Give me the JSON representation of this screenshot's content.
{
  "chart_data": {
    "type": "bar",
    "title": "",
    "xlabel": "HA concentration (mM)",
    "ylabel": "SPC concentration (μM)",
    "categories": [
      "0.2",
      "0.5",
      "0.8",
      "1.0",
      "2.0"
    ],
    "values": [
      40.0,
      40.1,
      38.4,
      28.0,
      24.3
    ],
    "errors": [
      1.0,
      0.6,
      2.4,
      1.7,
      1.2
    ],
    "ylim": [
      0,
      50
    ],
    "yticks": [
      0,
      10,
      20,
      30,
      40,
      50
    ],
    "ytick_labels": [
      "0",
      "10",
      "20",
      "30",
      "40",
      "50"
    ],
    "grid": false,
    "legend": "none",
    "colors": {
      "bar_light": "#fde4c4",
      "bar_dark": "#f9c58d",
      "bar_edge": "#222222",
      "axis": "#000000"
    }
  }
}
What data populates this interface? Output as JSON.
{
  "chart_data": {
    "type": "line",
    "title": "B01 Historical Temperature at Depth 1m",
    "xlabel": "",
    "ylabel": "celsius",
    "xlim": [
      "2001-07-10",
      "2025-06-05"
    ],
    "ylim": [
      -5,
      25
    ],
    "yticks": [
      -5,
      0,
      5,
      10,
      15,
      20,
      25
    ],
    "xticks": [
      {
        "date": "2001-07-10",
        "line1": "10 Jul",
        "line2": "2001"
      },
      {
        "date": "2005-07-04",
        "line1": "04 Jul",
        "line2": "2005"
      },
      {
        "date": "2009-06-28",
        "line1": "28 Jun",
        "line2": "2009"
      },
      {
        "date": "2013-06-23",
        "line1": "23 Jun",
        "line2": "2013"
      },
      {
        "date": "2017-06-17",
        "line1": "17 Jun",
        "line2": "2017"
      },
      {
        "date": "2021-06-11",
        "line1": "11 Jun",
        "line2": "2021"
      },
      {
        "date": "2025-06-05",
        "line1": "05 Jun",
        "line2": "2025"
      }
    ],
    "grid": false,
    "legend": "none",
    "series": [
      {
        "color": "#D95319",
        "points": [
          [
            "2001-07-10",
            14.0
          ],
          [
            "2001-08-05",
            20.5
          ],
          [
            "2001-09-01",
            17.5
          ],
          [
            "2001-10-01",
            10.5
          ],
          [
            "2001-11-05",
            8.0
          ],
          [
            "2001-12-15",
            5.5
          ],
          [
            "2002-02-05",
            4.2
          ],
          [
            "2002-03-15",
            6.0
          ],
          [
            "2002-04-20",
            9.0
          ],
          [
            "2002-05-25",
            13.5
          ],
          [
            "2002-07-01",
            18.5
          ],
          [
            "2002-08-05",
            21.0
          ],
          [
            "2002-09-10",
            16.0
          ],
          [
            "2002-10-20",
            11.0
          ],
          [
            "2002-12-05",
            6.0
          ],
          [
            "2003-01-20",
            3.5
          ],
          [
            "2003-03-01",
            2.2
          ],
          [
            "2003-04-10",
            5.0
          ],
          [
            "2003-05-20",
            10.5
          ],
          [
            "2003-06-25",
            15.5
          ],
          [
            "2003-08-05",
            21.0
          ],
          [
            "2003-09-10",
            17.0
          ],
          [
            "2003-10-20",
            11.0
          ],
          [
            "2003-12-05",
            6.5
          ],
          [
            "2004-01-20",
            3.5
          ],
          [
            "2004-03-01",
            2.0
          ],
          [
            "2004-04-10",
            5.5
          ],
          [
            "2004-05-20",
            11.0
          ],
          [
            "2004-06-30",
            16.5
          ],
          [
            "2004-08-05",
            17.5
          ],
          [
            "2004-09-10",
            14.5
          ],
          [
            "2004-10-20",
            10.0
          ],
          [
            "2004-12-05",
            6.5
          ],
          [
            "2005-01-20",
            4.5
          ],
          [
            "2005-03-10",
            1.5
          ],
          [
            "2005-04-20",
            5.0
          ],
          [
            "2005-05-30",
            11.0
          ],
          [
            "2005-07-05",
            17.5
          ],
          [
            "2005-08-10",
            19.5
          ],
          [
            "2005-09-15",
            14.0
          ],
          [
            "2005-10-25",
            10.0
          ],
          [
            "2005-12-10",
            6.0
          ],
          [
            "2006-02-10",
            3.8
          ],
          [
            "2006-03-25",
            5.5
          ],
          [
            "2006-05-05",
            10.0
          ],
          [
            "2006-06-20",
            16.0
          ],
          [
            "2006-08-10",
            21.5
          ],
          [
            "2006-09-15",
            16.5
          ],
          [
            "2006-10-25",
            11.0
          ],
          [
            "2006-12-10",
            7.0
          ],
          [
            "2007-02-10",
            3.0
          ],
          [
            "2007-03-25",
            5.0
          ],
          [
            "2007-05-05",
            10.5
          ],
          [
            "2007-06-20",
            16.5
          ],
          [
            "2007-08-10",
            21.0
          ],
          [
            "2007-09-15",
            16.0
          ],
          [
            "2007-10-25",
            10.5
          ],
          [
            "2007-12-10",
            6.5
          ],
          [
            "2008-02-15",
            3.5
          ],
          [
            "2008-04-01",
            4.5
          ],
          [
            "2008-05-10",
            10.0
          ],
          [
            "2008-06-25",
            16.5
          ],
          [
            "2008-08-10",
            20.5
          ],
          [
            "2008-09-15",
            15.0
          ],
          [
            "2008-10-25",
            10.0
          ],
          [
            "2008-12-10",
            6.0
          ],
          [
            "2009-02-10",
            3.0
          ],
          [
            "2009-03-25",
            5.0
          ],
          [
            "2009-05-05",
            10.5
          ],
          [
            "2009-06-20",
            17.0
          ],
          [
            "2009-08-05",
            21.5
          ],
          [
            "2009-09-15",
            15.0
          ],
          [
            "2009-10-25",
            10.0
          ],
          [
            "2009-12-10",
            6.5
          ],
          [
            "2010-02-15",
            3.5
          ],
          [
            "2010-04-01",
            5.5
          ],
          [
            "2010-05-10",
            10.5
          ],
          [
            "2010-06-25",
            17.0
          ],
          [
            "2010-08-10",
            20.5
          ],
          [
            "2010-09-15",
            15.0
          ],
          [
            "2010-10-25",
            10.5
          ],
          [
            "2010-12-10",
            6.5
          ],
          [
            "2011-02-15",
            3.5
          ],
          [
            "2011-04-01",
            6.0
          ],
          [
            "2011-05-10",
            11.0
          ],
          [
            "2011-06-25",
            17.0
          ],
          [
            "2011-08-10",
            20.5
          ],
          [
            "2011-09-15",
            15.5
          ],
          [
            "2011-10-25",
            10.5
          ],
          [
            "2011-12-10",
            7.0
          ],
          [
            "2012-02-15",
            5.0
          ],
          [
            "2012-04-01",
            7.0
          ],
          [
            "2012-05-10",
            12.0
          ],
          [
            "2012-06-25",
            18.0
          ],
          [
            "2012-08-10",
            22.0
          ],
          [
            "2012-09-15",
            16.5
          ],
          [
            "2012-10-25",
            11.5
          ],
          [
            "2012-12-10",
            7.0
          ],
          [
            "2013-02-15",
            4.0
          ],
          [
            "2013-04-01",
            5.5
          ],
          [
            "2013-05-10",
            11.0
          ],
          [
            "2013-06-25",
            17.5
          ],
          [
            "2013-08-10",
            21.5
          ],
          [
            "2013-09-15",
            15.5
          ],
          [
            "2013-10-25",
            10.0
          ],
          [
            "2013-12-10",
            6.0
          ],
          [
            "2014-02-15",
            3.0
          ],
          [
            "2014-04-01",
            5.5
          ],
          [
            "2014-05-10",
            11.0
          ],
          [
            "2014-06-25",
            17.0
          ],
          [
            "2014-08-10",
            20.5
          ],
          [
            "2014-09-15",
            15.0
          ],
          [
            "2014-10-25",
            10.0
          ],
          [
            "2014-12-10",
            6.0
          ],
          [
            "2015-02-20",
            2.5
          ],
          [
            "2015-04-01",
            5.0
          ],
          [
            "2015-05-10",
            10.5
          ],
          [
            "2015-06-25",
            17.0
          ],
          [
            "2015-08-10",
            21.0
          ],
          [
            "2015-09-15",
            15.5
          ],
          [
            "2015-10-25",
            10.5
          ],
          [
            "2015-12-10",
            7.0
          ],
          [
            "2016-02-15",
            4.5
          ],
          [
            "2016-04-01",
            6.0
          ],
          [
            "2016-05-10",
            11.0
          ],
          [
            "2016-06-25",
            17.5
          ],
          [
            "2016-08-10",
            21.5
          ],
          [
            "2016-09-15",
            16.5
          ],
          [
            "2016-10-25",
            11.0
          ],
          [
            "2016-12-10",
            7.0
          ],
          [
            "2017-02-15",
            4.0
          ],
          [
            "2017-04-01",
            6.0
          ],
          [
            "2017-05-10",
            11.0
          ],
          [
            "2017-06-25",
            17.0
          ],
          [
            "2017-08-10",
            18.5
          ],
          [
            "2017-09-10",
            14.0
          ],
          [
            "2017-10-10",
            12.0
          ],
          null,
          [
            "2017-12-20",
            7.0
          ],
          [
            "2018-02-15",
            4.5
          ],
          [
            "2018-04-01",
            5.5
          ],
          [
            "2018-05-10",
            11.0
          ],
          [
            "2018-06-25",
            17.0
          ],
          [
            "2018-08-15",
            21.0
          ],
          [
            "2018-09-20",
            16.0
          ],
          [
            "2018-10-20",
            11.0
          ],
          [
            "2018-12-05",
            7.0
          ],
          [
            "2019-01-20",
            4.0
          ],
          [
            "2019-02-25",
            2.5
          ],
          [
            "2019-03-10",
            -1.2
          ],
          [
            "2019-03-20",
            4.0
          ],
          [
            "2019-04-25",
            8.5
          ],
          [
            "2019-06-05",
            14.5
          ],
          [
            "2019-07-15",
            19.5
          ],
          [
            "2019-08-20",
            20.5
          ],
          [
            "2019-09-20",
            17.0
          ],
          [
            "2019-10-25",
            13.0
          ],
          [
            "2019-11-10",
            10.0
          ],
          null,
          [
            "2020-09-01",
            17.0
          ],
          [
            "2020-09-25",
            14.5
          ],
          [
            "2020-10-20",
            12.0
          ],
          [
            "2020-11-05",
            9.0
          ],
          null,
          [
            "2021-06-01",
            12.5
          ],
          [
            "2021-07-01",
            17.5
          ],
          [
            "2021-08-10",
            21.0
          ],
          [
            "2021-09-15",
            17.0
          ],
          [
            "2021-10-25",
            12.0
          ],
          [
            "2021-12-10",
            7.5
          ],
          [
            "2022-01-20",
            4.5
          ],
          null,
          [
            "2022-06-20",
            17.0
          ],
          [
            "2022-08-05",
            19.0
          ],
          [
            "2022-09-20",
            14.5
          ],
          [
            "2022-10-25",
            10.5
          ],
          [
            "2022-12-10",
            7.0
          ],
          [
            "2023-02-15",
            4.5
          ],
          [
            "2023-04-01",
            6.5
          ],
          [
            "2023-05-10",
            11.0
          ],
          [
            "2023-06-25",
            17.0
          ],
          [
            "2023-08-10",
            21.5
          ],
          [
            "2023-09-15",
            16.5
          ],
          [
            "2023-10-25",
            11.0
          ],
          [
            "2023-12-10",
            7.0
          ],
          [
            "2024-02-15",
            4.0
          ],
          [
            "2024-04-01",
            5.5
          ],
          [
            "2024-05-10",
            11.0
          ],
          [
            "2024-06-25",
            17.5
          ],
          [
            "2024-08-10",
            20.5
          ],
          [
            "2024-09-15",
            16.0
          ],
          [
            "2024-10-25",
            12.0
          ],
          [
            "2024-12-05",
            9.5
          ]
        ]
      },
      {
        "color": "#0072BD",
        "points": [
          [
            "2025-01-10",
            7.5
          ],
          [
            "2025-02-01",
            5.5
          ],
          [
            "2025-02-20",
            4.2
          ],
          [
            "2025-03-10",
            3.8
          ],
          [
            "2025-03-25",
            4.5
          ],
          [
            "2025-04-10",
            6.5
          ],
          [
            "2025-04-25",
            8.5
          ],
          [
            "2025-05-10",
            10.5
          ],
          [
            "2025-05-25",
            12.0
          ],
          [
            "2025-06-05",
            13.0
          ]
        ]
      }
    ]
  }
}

-=-=-=-=-

### THE REQUEST
Copy out every line in the entries above that holds "date".

### ANSWER TO THE EXERCISE
        "date": "2001-07-10",
        "date": "2005-07-04",
        "date": "2009-06-28",
        "date": "2013-06-23",
        "date": "2017-06-17",
        "date": "2021-06-11",
        "date": "2025-06-05",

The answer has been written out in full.